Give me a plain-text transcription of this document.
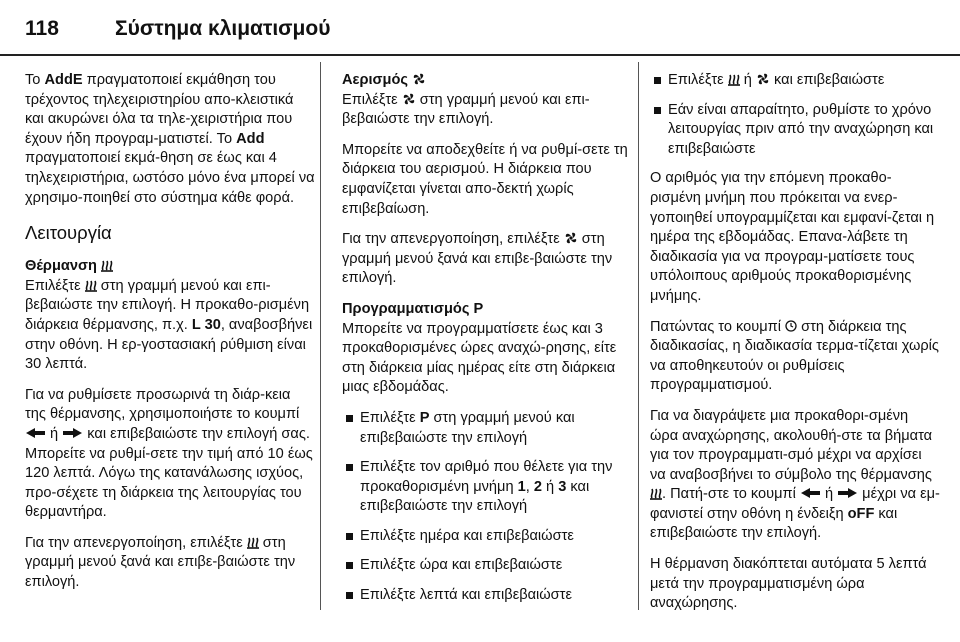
118	Σύστημα κλιματισμού

Το AddE πραγματοποιεί εκμάθηση του τρέχοντος τηλεχειριστηρίου απο-κλειστικά και ακυρώνει όλα τα τηλε-χειριστήρια που έχουν ήδη προγραμ-ματιστεί. Το Add πραγματοποιεί εκμά-θηση σε έως και 4 τηλεχειριστήρια, ωστόσο μόνο ένα μπορεί να χρησιμο-ποιηθεί στο σύστημα κάθε φορά.

Λειτουργία
Θέρμανση

Επιλέξτε
στη γραμμή μενού και επι-βεβαιώστε την επιλογή. Η προκαθο-ρισμένη διάρκεια θέρμανσης, π.χ. L 30, αναβοσβήνει στην οθόνη. Η ερ-γοστασιακή ρύθμιση είναι 30 λεπτά.

Για να ρυθμίσετε προσωρινά τη διάρ-κεια της θέρμανσης, χρησιμοποιήστε το κουμπί
ή
και επιβεβαιώστε την επιλογή σας. Μπορείτε να ρυθμί-σετε την τιμή από 10 έως 120 λεπτά. Λόγω της κατανάλωσης ισχύος, προ-σέχετε τη διάρκεια της λειτουργίας του θερμαντήρα.

Για την απενεργοποίηση, επιλέξτε
στη γραμμή μενού ξανά και επιβε-βαιώστε την επιλογή.

Αερισμός

Επιλέξτε
στη γραμμή μενού και επι-βεβαιώστε την επιλογή.

Μπορείτε να αποδεχθείτε ή να ρυθμί-σετε τη διάρκεια του αερισμού. Η διάρκεια που εμφανίζεται γίνεται απο-δεκτή χωρίς επιβεβαίωση.

Για την απενεργοποίηση, επιλέξτε
στη γραμμή μενού ξανά και επιβε-βαιώστε την επιλογή.

Προγραμματισμός P

Μπορείτε να προγραμματίσετε έως και 3 προκαθορισμένες ώρες αναχώ-ρησης, είτε στη διάρκεια μίας ημέρας είτε στη διάρκεια μιας εβδομάδας.

Επιλέξτε P στη γραμμή μενού και επιβεβαιώστε την επιλογή
Επιλέξτε τον αριθμό που θέλετε για την προκαθορισμένη μνήμη 1, 2 ή 3 και επιβεβαιώστε την επιλογή
Επιλέξτε ημέρα και επιβεβαιώστε
Επιλέξτε ώρα και επιβεβαιώστε
Επιλέξτε λεπτά και επιβεβαιώστε
Επιλέξτε
ή
και επιβεβαιώστε
Εάν είναι απαραίτητο, ρυθμίστε το χρόνο λειτουργίας πριν από την αναχώρηση και επιβεβαιώστε

Ο αριθμός για την επόμενη προκαθο-ρισμένη μνήμη που πρόκειται να ενερ-γοποιηθεί υπογραμμίζεται και εμφανί-ζεται η ημέρα της εβδομάδας. Επανα-λάβετε τη διαδικασία για να προγραμ-ματίσετε τους υπόλοιπους αριθμούς προκαθορισμένης μνήμης.

Πατώντας το κουμπί
στη διάρκεια της διαδικασίας, η διαδικασία τερμα-τίζεται χωρίς να αποθηκευτούν οι ρυθμίσεις προγραμματισμού.

Για να διαγράψετε μια προκαθορι-σμένη ώρα αναχώρησης, ακολουθή-στε τα βήματα για τον προγραμματι-σμό μέχρι να αρχίσει να αναβοσβήνει το σύμβολο της θέρμανσης
. Πατή-στε το κουμπί
ή
μέχρι να εμ-φανιστεί στην οθόνη η ένδειξη oFF και επιβεβαιώστε την επιλογή.

Η θέρμανση διακόπτεται αυτόματα 5 λεπτά μετά την προγραμματισμένη ώρα αναχώρησης.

* **Aim of the exercise**: Indicate how many lines of the material include the word "μνήμη"; the number alone is required.

* **Answer below**: 2